> [TASK DATA]
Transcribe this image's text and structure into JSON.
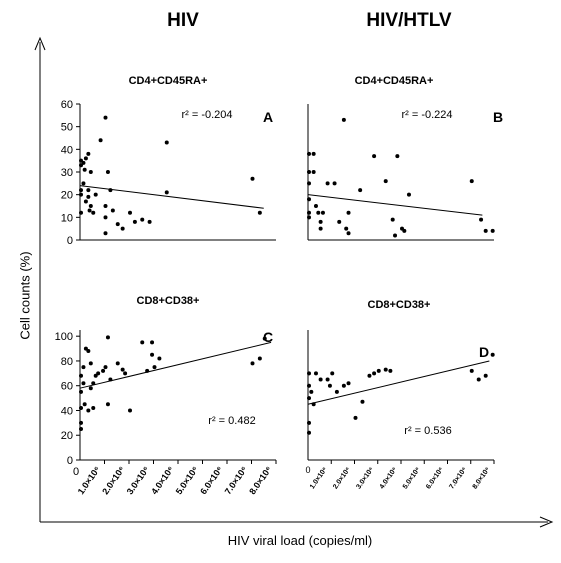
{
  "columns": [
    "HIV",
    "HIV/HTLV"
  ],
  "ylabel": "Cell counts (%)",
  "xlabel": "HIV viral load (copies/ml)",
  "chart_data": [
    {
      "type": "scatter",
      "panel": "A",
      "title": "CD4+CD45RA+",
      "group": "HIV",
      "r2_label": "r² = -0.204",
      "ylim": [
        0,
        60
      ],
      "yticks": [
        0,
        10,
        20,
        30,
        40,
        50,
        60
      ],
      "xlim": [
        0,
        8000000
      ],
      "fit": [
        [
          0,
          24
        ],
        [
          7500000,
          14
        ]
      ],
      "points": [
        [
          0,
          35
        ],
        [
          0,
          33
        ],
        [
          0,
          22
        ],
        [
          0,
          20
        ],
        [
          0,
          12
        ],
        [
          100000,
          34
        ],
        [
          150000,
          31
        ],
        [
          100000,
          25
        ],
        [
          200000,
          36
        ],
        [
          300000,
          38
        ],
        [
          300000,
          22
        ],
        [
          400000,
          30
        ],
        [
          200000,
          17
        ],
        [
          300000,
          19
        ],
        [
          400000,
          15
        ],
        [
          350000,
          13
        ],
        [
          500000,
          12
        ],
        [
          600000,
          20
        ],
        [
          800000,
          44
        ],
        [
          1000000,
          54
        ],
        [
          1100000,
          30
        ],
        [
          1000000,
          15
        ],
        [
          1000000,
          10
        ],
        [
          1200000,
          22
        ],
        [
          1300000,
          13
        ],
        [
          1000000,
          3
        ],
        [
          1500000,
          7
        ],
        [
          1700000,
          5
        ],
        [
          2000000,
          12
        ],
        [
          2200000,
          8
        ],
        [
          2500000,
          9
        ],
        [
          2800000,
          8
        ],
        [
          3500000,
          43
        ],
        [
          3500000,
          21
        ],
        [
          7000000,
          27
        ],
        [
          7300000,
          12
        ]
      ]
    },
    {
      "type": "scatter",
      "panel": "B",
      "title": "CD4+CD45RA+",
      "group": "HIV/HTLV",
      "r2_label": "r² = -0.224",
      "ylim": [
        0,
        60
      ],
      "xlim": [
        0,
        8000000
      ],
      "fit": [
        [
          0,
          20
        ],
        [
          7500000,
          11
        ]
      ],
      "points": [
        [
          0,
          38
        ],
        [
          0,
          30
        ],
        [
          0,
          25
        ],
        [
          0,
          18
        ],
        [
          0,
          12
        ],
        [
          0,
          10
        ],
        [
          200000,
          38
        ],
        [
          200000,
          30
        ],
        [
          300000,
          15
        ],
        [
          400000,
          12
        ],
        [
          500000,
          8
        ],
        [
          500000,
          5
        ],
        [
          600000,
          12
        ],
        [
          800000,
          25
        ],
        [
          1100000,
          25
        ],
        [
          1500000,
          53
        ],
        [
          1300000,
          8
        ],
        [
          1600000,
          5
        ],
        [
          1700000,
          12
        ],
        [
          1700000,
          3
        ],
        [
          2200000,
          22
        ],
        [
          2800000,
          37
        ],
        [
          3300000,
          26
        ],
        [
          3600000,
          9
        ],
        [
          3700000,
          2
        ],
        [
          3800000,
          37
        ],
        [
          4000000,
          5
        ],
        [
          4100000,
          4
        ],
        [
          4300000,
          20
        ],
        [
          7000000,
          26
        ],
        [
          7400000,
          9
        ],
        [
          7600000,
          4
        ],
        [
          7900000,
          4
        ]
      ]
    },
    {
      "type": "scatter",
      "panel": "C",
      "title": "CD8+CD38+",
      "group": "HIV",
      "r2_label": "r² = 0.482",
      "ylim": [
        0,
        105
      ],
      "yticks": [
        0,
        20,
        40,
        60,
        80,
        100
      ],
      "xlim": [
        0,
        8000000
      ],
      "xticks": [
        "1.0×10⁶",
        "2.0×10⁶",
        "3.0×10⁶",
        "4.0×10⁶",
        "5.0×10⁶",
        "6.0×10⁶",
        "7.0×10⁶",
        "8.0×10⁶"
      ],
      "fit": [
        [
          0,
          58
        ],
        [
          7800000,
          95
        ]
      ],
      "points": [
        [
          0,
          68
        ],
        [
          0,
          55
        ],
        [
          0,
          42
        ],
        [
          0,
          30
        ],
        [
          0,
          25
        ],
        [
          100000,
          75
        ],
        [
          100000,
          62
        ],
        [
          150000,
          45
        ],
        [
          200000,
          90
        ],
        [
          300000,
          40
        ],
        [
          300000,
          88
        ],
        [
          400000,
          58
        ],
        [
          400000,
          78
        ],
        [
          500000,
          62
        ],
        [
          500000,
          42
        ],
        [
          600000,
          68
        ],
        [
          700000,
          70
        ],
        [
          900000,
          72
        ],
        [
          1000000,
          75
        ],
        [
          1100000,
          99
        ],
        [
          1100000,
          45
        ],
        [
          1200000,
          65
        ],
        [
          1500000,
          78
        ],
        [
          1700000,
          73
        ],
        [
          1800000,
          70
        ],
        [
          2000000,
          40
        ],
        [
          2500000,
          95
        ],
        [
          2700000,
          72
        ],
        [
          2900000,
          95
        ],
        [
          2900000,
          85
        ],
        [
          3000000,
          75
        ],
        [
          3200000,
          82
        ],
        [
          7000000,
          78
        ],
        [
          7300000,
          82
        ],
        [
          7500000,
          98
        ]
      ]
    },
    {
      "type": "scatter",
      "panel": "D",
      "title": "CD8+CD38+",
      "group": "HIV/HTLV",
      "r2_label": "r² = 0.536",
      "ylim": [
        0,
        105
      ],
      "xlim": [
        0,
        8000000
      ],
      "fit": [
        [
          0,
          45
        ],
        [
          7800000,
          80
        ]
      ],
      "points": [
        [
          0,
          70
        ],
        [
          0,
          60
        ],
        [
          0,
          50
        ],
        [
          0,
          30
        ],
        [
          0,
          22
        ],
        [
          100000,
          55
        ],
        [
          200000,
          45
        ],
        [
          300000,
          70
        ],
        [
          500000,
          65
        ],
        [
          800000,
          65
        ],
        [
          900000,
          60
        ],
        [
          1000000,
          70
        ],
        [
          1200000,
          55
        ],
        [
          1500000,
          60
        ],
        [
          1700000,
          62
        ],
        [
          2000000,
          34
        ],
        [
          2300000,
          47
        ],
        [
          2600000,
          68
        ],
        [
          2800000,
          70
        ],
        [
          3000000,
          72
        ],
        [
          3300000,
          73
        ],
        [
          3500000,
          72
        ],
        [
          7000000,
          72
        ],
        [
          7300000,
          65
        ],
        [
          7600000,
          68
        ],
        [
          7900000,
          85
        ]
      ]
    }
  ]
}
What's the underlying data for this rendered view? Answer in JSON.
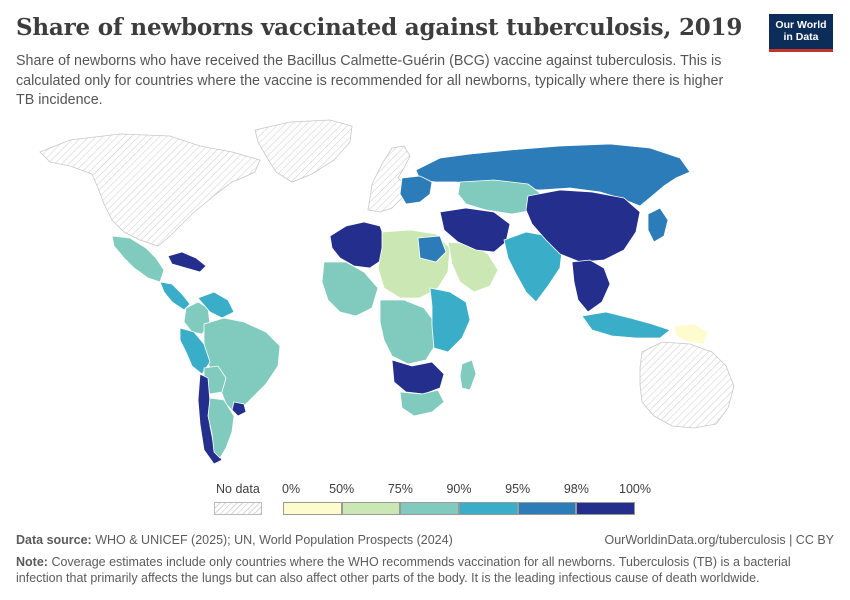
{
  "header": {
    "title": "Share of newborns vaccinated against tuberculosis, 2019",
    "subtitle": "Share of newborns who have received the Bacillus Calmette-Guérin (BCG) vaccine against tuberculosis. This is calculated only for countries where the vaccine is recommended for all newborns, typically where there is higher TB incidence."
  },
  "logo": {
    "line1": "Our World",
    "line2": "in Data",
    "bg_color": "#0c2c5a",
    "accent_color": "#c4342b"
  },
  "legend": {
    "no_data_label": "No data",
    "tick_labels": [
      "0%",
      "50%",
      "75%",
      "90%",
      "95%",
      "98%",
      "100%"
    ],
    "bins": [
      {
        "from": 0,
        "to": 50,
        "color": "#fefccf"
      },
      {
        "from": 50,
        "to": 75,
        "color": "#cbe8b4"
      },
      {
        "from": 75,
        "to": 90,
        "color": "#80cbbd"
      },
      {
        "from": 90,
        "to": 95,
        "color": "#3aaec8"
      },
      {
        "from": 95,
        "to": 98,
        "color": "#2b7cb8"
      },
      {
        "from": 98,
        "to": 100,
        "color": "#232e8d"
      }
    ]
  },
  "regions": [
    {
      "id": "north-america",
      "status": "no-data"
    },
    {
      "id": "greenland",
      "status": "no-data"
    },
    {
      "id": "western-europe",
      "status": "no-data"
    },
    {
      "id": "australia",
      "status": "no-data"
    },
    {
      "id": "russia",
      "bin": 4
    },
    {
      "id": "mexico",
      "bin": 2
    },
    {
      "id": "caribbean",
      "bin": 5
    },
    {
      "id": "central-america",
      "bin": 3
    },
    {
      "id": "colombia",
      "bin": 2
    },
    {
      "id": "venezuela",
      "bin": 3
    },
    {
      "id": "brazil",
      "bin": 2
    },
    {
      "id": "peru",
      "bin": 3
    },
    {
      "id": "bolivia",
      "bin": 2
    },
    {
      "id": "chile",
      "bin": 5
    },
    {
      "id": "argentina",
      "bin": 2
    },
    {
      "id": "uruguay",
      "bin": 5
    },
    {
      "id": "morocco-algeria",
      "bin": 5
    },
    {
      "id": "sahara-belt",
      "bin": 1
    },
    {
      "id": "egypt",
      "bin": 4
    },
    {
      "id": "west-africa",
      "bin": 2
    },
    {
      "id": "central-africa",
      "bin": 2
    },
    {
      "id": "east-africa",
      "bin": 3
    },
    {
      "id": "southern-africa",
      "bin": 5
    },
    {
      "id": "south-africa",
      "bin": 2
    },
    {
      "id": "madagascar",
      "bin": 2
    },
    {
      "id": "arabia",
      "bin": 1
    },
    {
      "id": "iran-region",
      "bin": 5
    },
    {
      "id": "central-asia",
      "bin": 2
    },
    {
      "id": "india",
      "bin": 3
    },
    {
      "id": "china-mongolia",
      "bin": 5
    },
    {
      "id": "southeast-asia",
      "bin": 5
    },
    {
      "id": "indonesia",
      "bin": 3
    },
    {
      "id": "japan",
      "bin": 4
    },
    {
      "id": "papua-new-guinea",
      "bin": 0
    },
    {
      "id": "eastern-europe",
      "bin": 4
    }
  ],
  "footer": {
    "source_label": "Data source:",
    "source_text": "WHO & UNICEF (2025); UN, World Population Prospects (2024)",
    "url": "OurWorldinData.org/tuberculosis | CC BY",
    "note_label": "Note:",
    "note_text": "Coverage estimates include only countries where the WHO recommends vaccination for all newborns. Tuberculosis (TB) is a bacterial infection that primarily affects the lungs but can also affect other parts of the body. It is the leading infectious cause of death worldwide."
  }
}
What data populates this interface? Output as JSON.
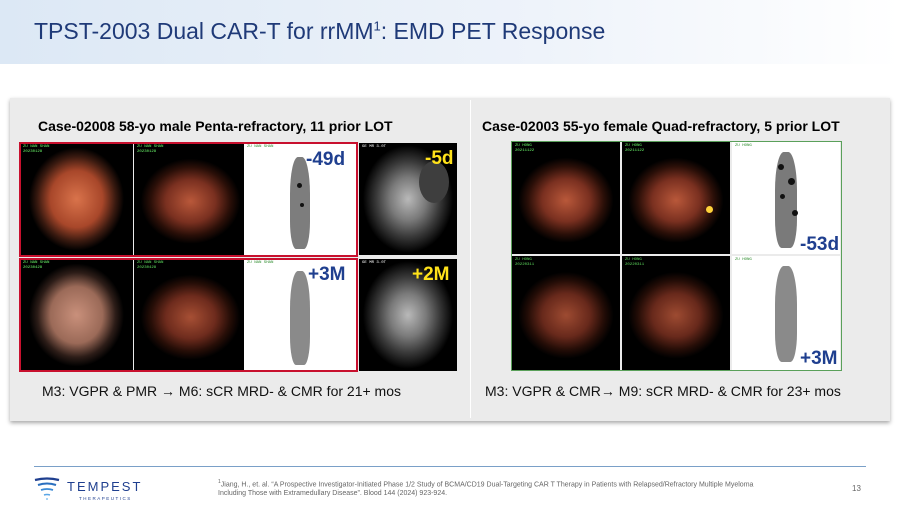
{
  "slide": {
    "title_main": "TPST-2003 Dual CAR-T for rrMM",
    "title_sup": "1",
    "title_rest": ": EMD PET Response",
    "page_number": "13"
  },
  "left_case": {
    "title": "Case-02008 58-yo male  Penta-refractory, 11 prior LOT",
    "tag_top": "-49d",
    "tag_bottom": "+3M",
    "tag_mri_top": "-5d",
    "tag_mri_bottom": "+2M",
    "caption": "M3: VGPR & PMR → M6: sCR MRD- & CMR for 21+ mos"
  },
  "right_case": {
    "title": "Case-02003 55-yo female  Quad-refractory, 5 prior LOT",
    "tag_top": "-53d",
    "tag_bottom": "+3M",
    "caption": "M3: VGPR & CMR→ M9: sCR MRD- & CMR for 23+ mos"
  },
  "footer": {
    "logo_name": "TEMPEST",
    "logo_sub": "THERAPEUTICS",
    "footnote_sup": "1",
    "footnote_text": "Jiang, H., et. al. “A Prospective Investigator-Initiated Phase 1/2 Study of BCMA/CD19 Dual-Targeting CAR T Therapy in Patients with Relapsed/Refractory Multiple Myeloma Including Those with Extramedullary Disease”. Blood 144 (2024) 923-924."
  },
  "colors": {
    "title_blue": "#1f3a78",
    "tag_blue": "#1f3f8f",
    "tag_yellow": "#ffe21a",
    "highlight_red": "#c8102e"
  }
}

> [ABOUT THIS EXERCISE]
Where pictures appear, omit them, and transcribe exactly, with nothing else, the lines from the line with "What data populates" through the final line of the records above, both ends included.

> [RESPONSE TO THIS EXERCISE]
What data populates this interface? Output as JSON.
{
  "slide": {
    "title_main": "TPST-2003 Dual CAR-T for rrMM",
    "title_sup": "1",
    "title_rest": ": EMD PET Response",
    "page_number": "13"
  },
  "left_case": {
    "title": "Case-02008 58-yo male  Penta-refractory, 11 prior LOT",
    "tag_top": "-49d",
    "tag_bottom": "+3M",
    "tag_mri_top": "-5d",
    "tag_mri_bottom": "+2M",
    "caption": "M3: VGPR & PMR → M6: sCR MRD- & CMR for 21+ mos"
  },
  "right_case": {
    "title": "Case-02003 55-yo female  Quad-refractory, 5 prior LOT",
    "tag_top": "-53d",
    "tag_bottom": "+3M",
    "caption": "M3: VGPR & CMR→ M9: sCR MRD- & CMR for 23+ mos"
  },
  "footer": {
    "logo_name": "TEMPEST",
    "logo_sub": "THERAPEUTICS",
    "footnote_sup": "1",
    "footnote_text": "Jiang, H., et. al. “A Prospective Investigator-Initiated Phase 1/2 Study of BCMA/CD19 Dual-Targeting CAR T Therapy in Patients with Relapsed/Refractory Multiple Myeloma Including Those with Extramedullary Disease”. Blood 144 (2024) 923-924."
  },
  "colors": {
    "title_blue": "#1f3a78",
    "tag_blue": "#1f3f8f",
    "tag_yellow": "#ffe21a",
    "highlight_red": "#c8102e"
  }
}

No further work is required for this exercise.